Directions for this task: Reproduce the listing below line for line, with no changes to wording, numbers or order, and omit the picture from your copy.

* start Material shown *

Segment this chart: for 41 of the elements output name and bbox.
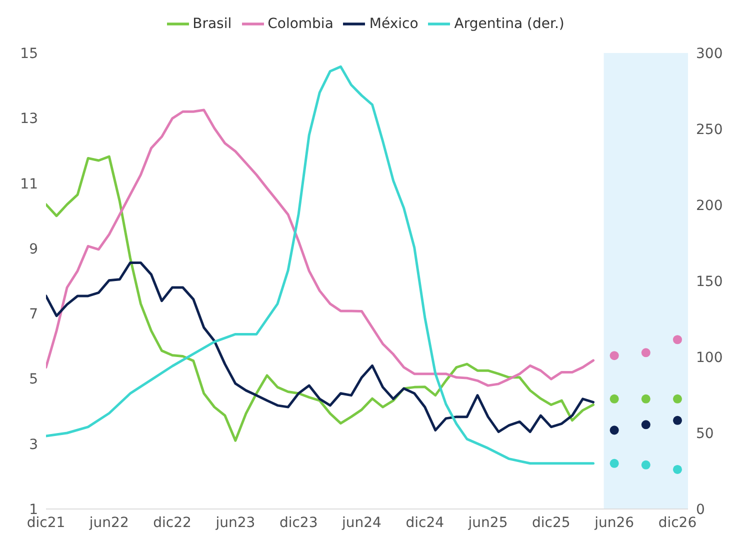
y-tick-label: 9 (29, 241, 38, 258)
x-tick-label: jun23 (214, 514, 256, 531)
point (641, 420, 650, 430)
y2-tick-label: 250 (696, 122, 723, 138)
y2-tick-label: 100 (696, 350, 723, 366)
legend-label: México (369, 16, 418, 32)
legend-label: Colombia (268, 16, 334, 32)
point (672, 394, 682, 404)
line-series (46, 108, 595, 387)
x-tick-label: dic24 (406, 514, 444, 531)
y-tick-label: 11 (20, 176, 38, 192)
point (641, 394, 650, 404)
y2-tick-label: 200 (696, 198, 723, 214)
y-tick-label: 7 (29, 306, 38, 323)
point (610, 351, 619, 360)
legend-label: Argentina (der.) (454, 16, 564, 32)
line-series (46, 65, 595, 465)
x-tick-label: dic23 (279, 514, 318, 531)
y-tick-label: 13 (20, 111, 38, 128)
y-tick-label: 5 (29, 372, 38, 388)
y2-tick-label: 300 (696, 46, 723, 62)
x-tick-label: jun25 (467, 514, 508, 531)
x-tick-label: jun24 (341, 514, 382, 531)
x-tick-label: dic26 (658, 514, 697, 531)
legend-label: Brasil (192, 16, 232, 32)
point (610, 426, 619, 435)
y-tick-label: 15 (20, 46, 38, 62)
point (672, 416, 682, 425)
x-tick-label: dic22 (153, 514, 192, 531)
line-series (46, 155, 595, 442)
point (610, 394, 619, 404)
x-tick-label: dic25 (532, 514, 570, 531)
y2-tick-label: 50 (696, 426, 714, 442)
point (672, 335, 682, 344)
x-tick-label: jun22 (88, 514, 129, 531)
point (641, 348, 650, 358)
y2-tick-label: 150 (696, 274, 723, 290)
line-series (46, 262, 595, 434)
y-tick-label: 3 (29, 436, 38, 453)
y2-tick-label: 0 (696, 502, 705, 518)
x-tick-label: jun26 (594, 514, 634, 531)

* end Material shown *

Result below:
Segment this chart: for 41 of the elements output name and bbox.
y-tick-label: 9 (29, 241, 38, 258)
x-tick-label: jun23 (214, 514, 256, 531)
point (641, 420, 650, 430)
y2-tick-label: 250 (696, 122, 723, 138)
y2-tick-label: 100 (696, 350, 723, 366)
legend-label: México (369, 16, 418, 32)
legend-label: Colombia (268, 16, 334, 32)
point (672, 394, 682, 404)
line-series (46, 108, 595, 387)
x-tick-label: dic24 (406, 514, 444, 531)
y-tick-label: 11 (20, 176, 38, 192)
point (641, 394, 650, 404)
y2-tick-label: 200 (696, 198, 723, 214)
y-tick-label: 7 (29, 306, 38, 323)
point (610, 351, 619, 360)
legend-label: Argentina (der.) (454, 16, 564, 32)
line-series (46, 65, 595, 465)
x-tick-label: dic23 (279, 514, 318, 531)
y-tick-label: 13 (20, 111, 38, 128)
y-tick-label: 5 (29, 372, 38, 388)
y2-tick-label: 300 (696, 46, 723, 62)
x-tick-label: jun25 (467, 514, 508, 531)
x-tick-label: jun24 (341, 514, 382, 531)
x-tick-label: dic26 (658, 514, 697, 531)
legend-label: Brasil (192, 16, 232, 32)
point (610, 426, 619, 435)
y-tick-label: 15 (20, 46, 38, 62)
point (672, 416, 682, 425)
x-tick-label: dic22 (153, 514, 192, 531)
line-series (46, 155, 595, 442)
point (610, 394, 619, 404)
x-tick-label: dic25 (532, 514, 570, 531)
y2-tick-label: 50 (696, 426, 714, 442)
point (672, 335, 682, 344)
x-tick-label: jun22 (88, 514, 129, 531)
point (641, 348, 650, 358)
y2-tick-label: 150 (696, 274, 723, 290)
line-series (46, 262, 595, 434)
y-tick-label: 3 (29, 436, 38, 453)
y2-tick-label: 0 (696, 502, 705, 518)
x-tick-label: jun26 (594, 514, 634, 531)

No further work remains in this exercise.